> **EXERCISE DESCRIPTION**:
Retype every line of the entries below character for character, leaving out the pictures.

Image region annotations
□ □ □ □ □ □ □
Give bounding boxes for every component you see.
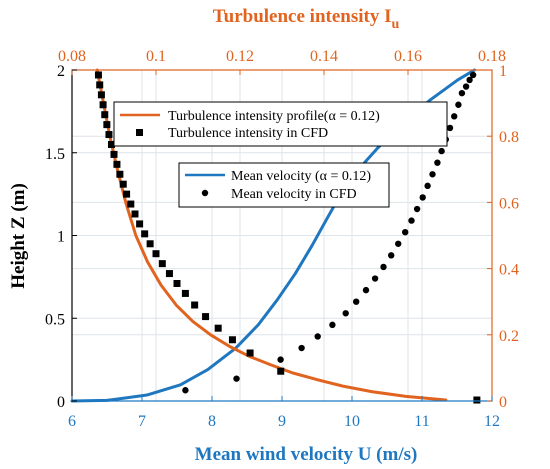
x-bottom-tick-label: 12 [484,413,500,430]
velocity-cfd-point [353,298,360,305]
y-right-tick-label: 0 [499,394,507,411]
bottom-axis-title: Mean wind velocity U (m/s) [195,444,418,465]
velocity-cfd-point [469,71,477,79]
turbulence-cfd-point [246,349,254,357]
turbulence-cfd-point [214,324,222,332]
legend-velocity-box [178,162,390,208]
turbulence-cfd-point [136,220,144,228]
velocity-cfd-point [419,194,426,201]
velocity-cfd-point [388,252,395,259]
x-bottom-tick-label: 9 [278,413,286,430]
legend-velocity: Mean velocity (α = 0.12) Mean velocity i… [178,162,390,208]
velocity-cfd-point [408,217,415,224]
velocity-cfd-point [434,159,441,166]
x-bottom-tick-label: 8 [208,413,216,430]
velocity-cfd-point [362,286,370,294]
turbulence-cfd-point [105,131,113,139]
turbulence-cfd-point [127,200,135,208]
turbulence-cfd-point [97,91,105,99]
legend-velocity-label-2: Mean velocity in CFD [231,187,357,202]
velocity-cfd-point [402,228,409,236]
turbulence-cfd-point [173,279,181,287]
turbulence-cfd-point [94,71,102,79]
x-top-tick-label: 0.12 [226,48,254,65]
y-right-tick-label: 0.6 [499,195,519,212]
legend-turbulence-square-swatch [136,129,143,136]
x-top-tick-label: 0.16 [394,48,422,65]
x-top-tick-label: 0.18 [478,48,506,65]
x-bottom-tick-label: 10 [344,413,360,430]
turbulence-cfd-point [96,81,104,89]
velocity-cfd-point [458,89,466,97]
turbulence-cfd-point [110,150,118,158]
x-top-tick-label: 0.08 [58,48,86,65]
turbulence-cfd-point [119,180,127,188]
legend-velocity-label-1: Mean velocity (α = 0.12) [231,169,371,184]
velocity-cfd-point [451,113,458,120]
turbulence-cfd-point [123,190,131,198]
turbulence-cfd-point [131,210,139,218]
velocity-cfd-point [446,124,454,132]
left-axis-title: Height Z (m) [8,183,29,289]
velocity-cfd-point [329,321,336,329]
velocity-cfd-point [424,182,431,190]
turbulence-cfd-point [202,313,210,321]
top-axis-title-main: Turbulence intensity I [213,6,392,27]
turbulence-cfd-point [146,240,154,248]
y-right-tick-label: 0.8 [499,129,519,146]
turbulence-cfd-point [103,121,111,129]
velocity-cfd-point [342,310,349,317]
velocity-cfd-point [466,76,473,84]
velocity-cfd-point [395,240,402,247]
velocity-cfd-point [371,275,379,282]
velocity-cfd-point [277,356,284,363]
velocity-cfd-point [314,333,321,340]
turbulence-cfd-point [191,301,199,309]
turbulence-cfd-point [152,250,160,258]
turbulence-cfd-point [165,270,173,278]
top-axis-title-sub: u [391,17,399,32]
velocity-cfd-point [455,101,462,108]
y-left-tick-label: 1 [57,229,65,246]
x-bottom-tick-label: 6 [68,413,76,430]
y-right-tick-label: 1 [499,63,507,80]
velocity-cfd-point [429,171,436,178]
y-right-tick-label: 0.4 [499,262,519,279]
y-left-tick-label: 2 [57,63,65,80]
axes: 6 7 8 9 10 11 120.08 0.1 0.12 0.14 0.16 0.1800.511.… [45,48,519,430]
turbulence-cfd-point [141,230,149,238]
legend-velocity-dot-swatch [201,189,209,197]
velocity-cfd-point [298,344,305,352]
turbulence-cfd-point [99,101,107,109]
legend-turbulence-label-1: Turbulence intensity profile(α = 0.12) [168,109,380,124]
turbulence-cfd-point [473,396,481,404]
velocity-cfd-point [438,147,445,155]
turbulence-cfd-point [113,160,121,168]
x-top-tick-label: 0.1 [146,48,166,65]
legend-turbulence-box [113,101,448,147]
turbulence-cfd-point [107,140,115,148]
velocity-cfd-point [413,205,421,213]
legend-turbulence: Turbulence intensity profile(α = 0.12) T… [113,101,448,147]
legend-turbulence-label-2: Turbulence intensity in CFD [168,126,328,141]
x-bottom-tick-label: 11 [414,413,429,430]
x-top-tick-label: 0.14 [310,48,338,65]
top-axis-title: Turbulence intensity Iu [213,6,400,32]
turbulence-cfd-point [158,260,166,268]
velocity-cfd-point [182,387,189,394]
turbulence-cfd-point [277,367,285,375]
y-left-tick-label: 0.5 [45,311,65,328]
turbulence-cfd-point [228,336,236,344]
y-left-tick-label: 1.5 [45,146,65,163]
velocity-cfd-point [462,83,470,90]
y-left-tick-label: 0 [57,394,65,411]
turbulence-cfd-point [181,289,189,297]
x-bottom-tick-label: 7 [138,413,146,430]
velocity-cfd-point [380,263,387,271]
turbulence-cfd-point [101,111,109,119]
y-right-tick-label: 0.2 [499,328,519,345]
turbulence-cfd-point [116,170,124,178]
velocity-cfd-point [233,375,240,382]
□ □ □ □ □ □ □
> **THE REPLY**:
Give bounding boxes for every component you see.
x-bottom-tick-label: 12 [484,413,500,430]
velocity-cfd-point [353,298,360,305]
y-right-tick-label: 0 [499,394,507,411]
bottom-axis-title: Mean wind velocity U (m/s) [195,444,418,465]
velocity-cfd-point [469,71,477,79]
turbulence-cfd-point [246,349,254,357]
turbulence-cfd-point [214,324,222,332]
legend-velocity-box [178,162,390,208]
turbulence-cfd-point [136,220,144,228]
velocity-cfd-point [419,194,426,201]
velocity-cfd-point [388,252,395,259]
x-bottom-tick-label: 9 [278,413,286,430]
legend-velocity: Mean velocity (α = 0.12) Mean velocity i… [178,162,390,208]
velocity-cfd-point [408,217,415,224]
velocity-cfd-point [434,159,441,166]
x-bottom-tick-label: 8 [208,413,216,430]
velocity-cfd-point [362,286,370,294]
turbulence-cfd-point [105,131,113,139]
turbulence-cfd-point [127,200,135,208]
turbulence-cfd-point [97,91,105,99]
legend-velocity-label-2: Mean velocity in CFD [231,187,357,202]
velocity-cfd-point [402,228,409,236]
turbulence-cfd-point [173,279,181,287]
turbulence-cfd-point [94,71,102,79]
x-top-tick-label: 0.12 [226,48,254,65]
y-right-tick-label: 0.6 [499,195,519,212]
legend-turbulence-square-swatch [136,129,143,136]
x-top-tick-label: 0.16 [394,48,422,65]
x-top-tick-label: 0.18 [478,48,506,65]
x-bottom-tick-label: 10 [344,413,360,430]
turbulence-cfd-point [96,81,104,89]
velocity-cfd-point [458,89,466,97]
turbulence-cfd-point [110,150,118,158]
x-top-tick-label: 0.08 [58,48,86,65]
turbulence-cfd-point [119,180,127,188]
legend-velocity-label-1: Mean velocity (α = 0.12) [231,169,371,184]
velocity-cfd-point [451,113,458,120]
turbulence-cfd-point [123,190,131,198]
turbulence-cfd-point [131,210,139,218]
velocity-cfd-point [446,124,454,132]
left-axis-title: Height Z (m) [8,183,29,289]
velocity-cfd-point [329,321,336,329]
velocity-cfd-point [424,182,431,190]
turbulence-cfd-point [202,313,210,321]
top-axis-title-main: Turbulence intensity I [213,6,392,27]
turbulence-cfd-point [146,240,154,248]
y-right-tick-label: 0.8 [499,129,519,146]
turbulence-cfd-point [103,121,111,129]
velocity-cfd-point [342,310,349,317]
velocity-cfd-point [466,76,473,84]
velocity-cfd-point [395,240,402,247]
velocity-cfd-point [371,275,379,282]
velocity-cfd-point [277,356,284,363]
velocity-cfd-point [314,333,321,340]
turbulence-cfd-point [191,301,199,309]
turbulence-cfd-point [152,250,160,258]
turbulence-cfd-point [165,270,173,278]
top-axis-title-sub: u [391,17,399,32]
velocity-cfd-point [455,101,462,108]
y-left-tick-label: 1 [57,229,65,246]
x-bottom-tick-label: 6 [68,413,76,430]
y-right-tick-label: 1 [499,63,507,80]
velocity-cfd-point [429,171,436,178]
y-right-tick-label: 0.4 [499,262,519,279]
y-left-tick-label: 2 [57,63,65,80]
axes: 6 7 8 9 10 11 120.08 0.1 0.12 0.14 0.16 0.1800.511.… [45,48,519,430]
turbulence-cfd-point [141,230,149,238]
legend-velocity-dot-swatch [201,189,209,197]
velocity-cfd-point [298,344,305,352]
turbulence-cfd-point [99,101,107,109]
legend-turbulence-label-1: Turbulence intensity profile(α = 0.12) [168,109,380,124]
turbulence-cfd-point [473,396,481,404]
velocity-cfd-point [438,147,445,155]
turbulence-cfd-point [113,160,121,168]
x-top-tick-label: 0.1 [146,48,166,65]
legend-turbulence-box [113,101,448,147]
turbulence-cfd-point [107,140,115,148]
velocity-cfd-point [413,205,421,213]
legend-turbulence: Turbulence intensity profile(α = 0.12) T… [113,101,448,147]
legend-turbulence-label-2: Turbulence intensity in CFD [168,126,328,141]
x-bottom-tick-label: 11 [414,413,429,430]
x-top-tick-label: 0.14 [310,48,338,65]
top-axis-title: Turbulence intensity Iu [213,6,400,32]
turbulence-cfd-point [158,260,166,268]
velocity-cfd-point [182,387,189,394]
turbulence-cfd-point [277,367,285,375]
y-left-tick-label: 0.5 [45,311,65,328]
turbulence-cfd-point [228,336,236,344]
y-left-tick-label: 1.5 [45,146,65,163]
velocity-cfd-point [462,83,470,90]
y-left-tick-label: 0 [57,394,65,411]
turbulence-cfd-point [181,289,189,297]
x-bottom-tick-label: 7 [138,413,146,430]
velocity-cfd-point [380,263,387,271]
turbulence-cfd-point [101,111,109,119]
y-right-tick-label: 0.2 [499,328,519,345]
turbulence-cfd-point [116,170,124,178]
velocity-cfd-point [233,375,240,382]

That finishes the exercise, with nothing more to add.